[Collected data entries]

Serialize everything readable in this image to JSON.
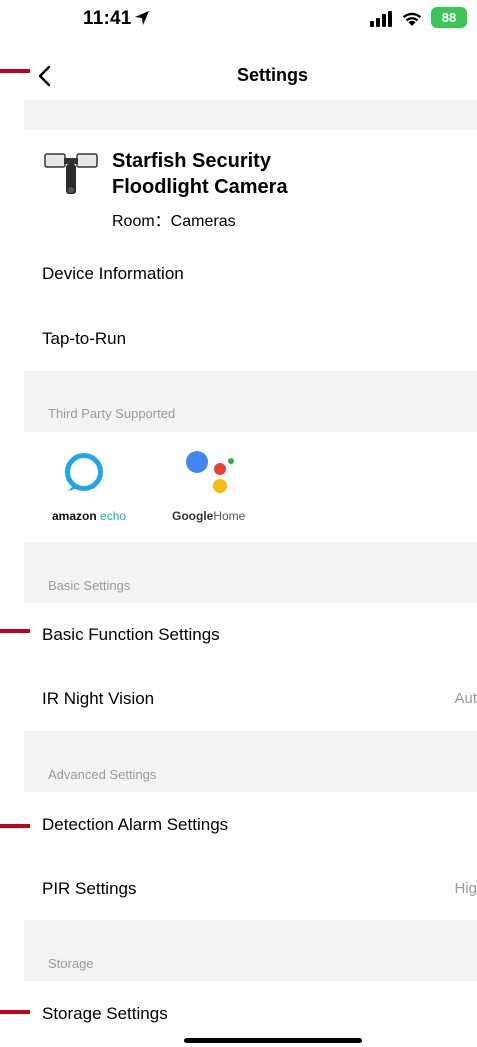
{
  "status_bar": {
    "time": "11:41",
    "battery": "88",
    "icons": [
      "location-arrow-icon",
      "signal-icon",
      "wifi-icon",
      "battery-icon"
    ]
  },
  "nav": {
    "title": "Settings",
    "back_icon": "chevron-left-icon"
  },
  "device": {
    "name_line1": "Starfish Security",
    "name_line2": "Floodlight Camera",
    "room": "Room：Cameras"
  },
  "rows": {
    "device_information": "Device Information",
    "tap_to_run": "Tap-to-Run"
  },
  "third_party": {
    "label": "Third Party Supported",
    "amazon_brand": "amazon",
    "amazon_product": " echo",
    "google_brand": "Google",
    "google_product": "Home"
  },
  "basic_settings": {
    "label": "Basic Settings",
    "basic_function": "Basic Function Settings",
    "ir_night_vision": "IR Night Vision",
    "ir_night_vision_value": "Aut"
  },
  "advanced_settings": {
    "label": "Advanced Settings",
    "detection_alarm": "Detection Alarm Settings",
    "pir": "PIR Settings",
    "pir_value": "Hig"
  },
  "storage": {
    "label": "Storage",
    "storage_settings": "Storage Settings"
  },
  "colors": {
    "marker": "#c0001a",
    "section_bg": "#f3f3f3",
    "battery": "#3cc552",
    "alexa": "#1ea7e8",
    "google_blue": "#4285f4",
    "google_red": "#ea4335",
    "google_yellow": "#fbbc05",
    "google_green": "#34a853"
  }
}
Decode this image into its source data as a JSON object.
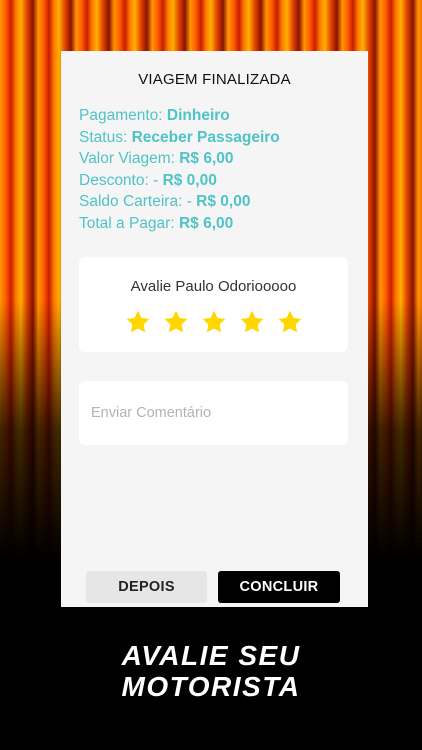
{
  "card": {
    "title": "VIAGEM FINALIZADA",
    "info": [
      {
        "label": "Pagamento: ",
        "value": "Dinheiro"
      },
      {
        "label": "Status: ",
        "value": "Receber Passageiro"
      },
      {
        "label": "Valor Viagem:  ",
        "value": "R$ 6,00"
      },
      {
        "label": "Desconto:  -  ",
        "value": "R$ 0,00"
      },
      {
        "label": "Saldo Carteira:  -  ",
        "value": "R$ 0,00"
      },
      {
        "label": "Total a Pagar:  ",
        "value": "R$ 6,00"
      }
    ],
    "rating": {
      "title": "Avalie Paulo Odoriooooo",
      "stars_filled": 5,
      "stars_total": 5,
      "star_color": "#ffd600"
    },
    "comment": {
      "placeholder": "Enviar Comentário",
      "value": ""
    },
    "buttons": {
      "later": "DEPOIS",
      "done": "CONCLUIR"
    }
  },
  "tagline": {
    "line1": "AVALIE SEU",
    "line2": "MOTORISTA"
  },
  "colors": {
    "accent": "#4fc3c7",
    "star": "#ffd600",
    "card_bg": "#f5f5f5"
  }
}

_What the task requires:_
Repeat the material above verbatim. Leave the pictures behind.

_Worked answer:_
Serialize everything readable in this image to JSON.
{
  "status_bar": {
    "time": "11:41",
    "battery": "88",
    "icons": [
      "location-arrow-icon",
      "signal-icon",
      "wifi-icon",
      "battery-icon"
    ]
  },
  "nav": {
    "title": "Settings",
    "back_icon": "chevron-left-icon"
  },
  "device": {
    "name_line1": "Starfish Security",
    "name_line2": "Floodlight Camera",
    "room": "Room：Cameras"
  },
  "rows": {
    "device_information": "Device Information",
    "tap_to_run": "Tap-to-Run"
  },
  "third_party": {
    "label": "Third Party Supported",
    "amazon_brand": "amazon",
    "amazon_product": " echo",
    "google_brand": "Google",
    "google_product": "Home"
  },
  "basic_settings": {
    "label": "Basic Settings",
    "basic_function": "Basic Function Settings",
    "ir_night_vision": "IR Night Vision",
    "ir_night_vision_value": "Aut"
  },
  "advanced_settings": {
    "label": "Advanced Settings",
    "detection_alarm": "Detection Alarm Settings",
    "pir": "PIR Settings",
    "pir_value": "Hig"
  },
  "storage": {
    "label": "Storage",
    "storage_settings": "Storage Settings"
  },
  "colors": {
    "marker": "#c0001a",
    "section_bg": "#f3f3f3",
    "battery": "#3cc552",
    "alexa": "#1ea7e8",
    "google_blue": "#4285f4",
    "google_red": "#ea4335",
    "google_yellow": "#fbbc05",
    "google_green": "#34a853"
  }
}
Decode this image into its source data as a JSON object.
{
  "card": {
    "title": "VIAGEM FINALIZADA",
    "info": [
      {
        "label": "Pagamento: ",
        "value": "Dinheiro"
      },
      {
        "label": "Status: ",
        "value": "Receber Passageiro"
      },
      {
        "label": "Valor Viagem:  ",
        "value": "R$ 6,00"
      },
      {
        "label": "Desconto:  -  ",
        "value": "R$ 0,00"
      },
      {
        "label": "Saldo Carteira:  -  ",
        "value": "R$ 0,00"
      },
      {
        "label": "Total a Pagar:  ",
        "value": "R$ 6,00"
      }
    ],
    "rating": {
      "title": "Avalie Paulo Odoriooooo",
      "stars_filled": 5,
      "stars_total": 5,
      "star_color": "#ffd600"
    },
    "comment": {
      "placeholder": "Enviar Comentário",
      "value": ""
    },
    "buttons": {
      "later": "DEPOIS",
      "done": "CONCLUIR"
    }
  },
  "tagline": {
    "line1": "AVALIE SEU",
    "line2": "MOTORISTA"
  },
  "colors": {
    "accent": "#4fc3c7",
    "star": "#ffd600",
    "card_bg": "#f5f5f5"
  }
}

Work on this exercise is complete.